--- What is required ---
Reproduce every entry exactly, without alteration.

--- Entries ---
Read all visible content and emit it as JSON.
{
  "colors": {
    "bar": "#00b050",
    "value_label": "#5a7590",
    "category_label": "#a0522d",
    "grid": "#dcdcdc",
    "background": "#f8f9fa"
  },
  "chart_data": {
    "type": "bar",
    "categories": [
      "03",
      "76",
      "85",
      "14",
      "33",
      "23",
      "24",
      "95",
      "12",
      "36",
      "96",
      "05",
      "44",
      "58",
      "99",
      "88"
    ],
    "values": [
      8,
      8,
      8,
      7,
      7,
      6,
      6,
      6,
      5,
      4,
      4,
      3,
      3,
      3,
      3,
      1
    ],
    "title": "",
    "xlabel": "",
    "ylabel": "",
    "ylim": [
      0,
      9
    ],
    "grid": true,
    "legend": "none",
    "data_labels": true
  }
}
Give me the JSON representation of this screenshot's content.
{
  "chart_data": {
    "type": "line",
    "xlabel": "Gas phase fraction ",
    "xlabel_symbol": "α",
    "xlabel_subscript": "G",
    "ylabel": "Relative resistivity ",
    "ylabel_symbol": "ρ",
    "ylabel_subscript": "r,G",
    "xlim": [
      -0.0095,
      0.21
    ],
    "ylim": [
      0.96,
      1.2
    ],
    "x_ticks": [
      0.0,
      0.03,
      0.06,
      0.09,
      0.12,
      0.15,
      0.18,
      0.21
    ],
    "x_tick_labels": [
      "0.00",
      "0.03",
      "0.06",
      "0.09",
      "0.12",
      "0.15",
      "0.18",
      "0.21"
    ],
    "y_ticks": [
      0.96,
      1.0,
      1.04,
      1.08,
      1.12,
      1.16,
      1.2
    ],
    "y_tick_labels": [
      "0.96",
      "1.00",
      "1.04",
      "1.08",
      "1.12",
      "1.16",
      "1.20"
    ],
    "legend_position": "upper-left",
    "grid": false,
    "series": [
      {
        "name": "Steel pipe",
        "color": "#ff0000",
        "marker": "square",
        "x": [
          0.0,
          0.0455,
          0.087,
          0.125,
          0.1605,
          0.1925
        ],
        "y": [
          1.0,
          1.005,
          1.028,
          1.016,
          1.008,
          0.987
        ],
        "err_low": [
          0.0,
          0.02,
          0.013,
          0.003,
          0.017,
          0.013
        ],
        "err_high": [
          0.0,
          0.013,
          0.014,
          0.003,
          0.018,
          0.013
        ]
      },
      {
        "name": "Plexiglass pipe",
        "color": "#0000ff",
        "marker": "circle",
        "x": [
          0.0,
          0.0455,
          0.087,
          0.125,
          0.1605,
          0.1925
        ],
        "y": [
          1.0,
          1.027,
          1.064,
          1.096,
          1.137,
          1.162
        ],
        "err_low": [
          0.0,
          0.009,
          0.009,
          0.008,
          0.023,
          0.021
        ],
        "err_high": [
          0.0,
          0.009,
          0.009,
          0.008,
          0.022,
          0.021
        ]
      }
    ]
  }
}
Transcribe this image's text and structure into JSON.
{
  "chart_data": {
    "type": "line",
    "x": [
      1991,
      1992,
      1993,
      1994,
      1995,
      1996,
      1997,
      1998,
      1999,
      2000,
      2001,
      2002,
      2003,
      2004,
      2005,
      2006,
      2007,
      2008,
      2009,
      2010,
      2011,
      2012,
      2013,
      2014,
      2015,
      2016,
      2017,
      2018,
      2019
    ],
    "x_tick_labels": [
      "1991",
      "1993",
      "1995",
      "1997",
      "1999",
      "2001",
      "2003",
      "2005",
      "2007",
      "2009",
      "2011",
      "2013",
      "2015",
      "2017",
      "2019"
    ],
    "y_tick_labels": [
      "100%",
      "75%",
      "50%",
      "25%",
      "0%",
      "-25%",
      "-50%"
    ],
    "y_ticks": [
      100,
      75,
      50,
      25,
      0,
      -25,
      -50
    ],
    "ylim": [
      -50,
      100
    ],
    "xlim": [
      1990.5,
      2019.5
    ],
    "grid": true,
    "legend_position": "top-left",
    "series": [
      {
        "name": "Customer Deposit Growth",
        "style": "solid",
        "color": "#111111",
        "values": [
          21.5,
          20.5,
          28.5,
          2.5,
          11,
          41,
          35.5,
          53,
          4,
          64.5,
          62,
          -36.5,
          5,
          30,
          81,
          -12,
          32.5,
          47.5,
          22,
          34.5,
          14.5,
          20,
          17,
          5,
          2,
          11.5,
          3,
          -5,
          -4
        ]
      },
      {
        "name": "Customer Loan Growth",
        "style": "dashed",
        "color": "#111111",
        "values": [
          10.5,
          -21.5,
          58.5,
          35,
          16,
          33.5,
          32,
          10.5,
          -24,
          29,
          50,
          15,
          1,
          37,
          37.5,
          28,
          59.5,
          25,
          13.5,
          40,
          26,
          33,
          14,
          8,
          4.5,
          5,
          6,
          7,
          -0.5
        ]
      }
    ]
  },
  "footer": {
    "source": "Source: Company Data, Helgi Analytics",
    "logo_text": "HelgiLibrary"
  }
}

--- Reply to the task ---
Read all visible content and emit it as JSON.
{
  "colors": {
    "bar": "#00b050",
    "value_label": "#5a7590",
    "category_label": "#a0522d",
    "grid": "#dcdcdc",
    "background": "#f8f9fa"
  },
  "chart_data": {
    "type": "bar",
    "categories": [
      "03",
      "76",
      "85",
      "14",
      "33",
      "23",
      "24",
      "95",
      "12",
      "36",
      "96",
      "05",
      "44",
      "58",
      "99",
      "88"
    ],
    "values": [
      8,
      8,
      8,
      7,
      7,
      6,
      6,
      6,
      5,
      4,
      4,
      3,
      3,
      3,
      3,
      1
    ],
    "title": "",
    "xlabel": "",
    "ylabel": "",
    "ylim": [
      0,
      9
    ],
    "grid": true,
    "legend": "none",
    "data_labels": true
  }
}
Give me the JSON representation of this screenshot's content.
{
  "chart_data": {
    "type": "line",
    "xlabel": "Gas phase fraction ",
    "xlabel_symbol": "α",
    "xlabel_subscript": "G",
    "ylabel": "Relative resistivity ",
    "ylabel_symbol": "ρ",
    "ylabel_subscript": "r,G",
    "xlim": [
      -0.0095,
      0.21
    ],
    "ylim": [
      0.96,
      1.2
    ],
    "x_ticks": [
      0.0,
      0.03,
      0.06,
      0.09,
      0.12,
      0.15,
      0.18,
      0.21
    ],
    "x_tick_labels": [
      "0.00",
      "0.03",
      "0.06",
      "0.09",
      "0.12",
      "0.15",
      "0.18",
      "0.21"
    ],
    "y_ticks": [
      0.96,
      1.0,
      1.04,
      1.08,
      1.12,
      1.16,
      1.2
    ],
    "y_tick_labels": [
      "0.96",
      "1.00",
      "1.04",
      "1.08",
      "1.12",
      "1.16",
      "1.20"
    ],
    "legend_position": "upper-left",
    "grid": false,
    "series": [
      {
        "name": "Steel pipe",
        "color": "#ff0000",
        "marker": "square",
        "x": [
          0.0,
          0.0455,
          0.087,
          0.125,
          0.1605,
          0.1925
        ],
        "y": [
          1.0,
          1.005,
          1.028,
          1.016,
          1.008,
          0.987
        ],
        "err_low": [
          0.0,
          0.02,
          0.013,
          0.003,
          0.017,
          0.013
        ],
        "err_high": [
          0.0,
          0.013,
          0.014,
          0.003,
          0.018,
          0.013
        ]
      },
      {
        "name": "Plexiglass pipe",
        "color": "#0000ff",
        "marker": "circle",
        "x": [
          0.0,
          0.0455,
          0.087,
          0.125,
          0.1605,
          0.1925
        ],
        "y": [
          1.0,
          1.027,
          1.064,
          1.096,
          1.137,
          1.162
        ],
        "err_low": [
          0.0,
          0.009,
          0.009,
          0.008,
          0.023,
          0.021
        ],
        "err_high": [
          0.0,
          0.009,
          0.009,
          0.008,
          0.022,
          0.021
        ]
      }
    ]
  }
}
Transcribe this image's text and structure into JSON.
{
  "chart_data": {
    "type": "line",
    "x": [
      1991,
      1992,
      1993,
      1994,
      1995,
      1996,
      1997,
      1998,
      1999,
      2000,
      2001,
      2002,
      2003,
      2004,
      2005,
      2006,
      2007,
      2008,
      2009,
      2010,
      2011,
      2012,
      2013,
      2014,
      2015,
      2016,
      2017,
      2018,
      2019
    ],
    "x_tick_labels": [
      "1991",
      "1993",
      "1995",
      "1997",
      "1999",
      "2001",
      "2003",
      "2005",
      "2007",
      "2009",
      "2011",
      "2013",
      "2015",
      "2017",
      "2019"
    ],
    "y_tick_labels": [
      "100%",
      "75%",
      "50%",
      "25%",
      "0%",
      "-25%",
      "-50%"
    ],
    "y_ticks": [
      100,
      75,
      50,
      25,
      0,
      -25,
      -50
    ],
    "ylim": [
      -50,
      100
    ],
    "xlim": [
      1990.5,
      2019.5
    ],
    "grid": true,
    "legend_position": "top-left",
    "series": [
      {
        "name": "Customer Deposit Growth",
        "style": "solid",
        "color": "#111111",
        "values": [
          21.5,
          20.5,
          28.5,
          2.5,
          11,
          41,
          35.5,
          53,
          4,
          64.5,
          62,
          -36.5,
          5,
          30,
          81,
          -12,
          32.5,
          47.5,
          22,
          34.5,
          14.5,
          20,
          17,
          5,
          2,
          11.5,
          3,
          -5,
          -4
        ]
      },
      {
        "name": "Customer Loan Growth",
        "style": "dashed",
        "color": "#111111",
        "values": [
          10.5,
          -21.5,
          58.5,
          35,
          16,
          33.5,
          32,
          10.5,
          -24,
          29,
          50,
          15,
          1,
          37,
          37.5,
          28,
          59.5,
          25,
          13.5,
          40,
          26,
          33,
          14,
          8,
          4.5,
          5,
          6,
          7,
          -0.5
        ]
      }
    ]
  },
  "footer": {
    "source": "Source: Company Data, Helgi Analytics",
    "logo_text": "HelgiLibrary"
  }
}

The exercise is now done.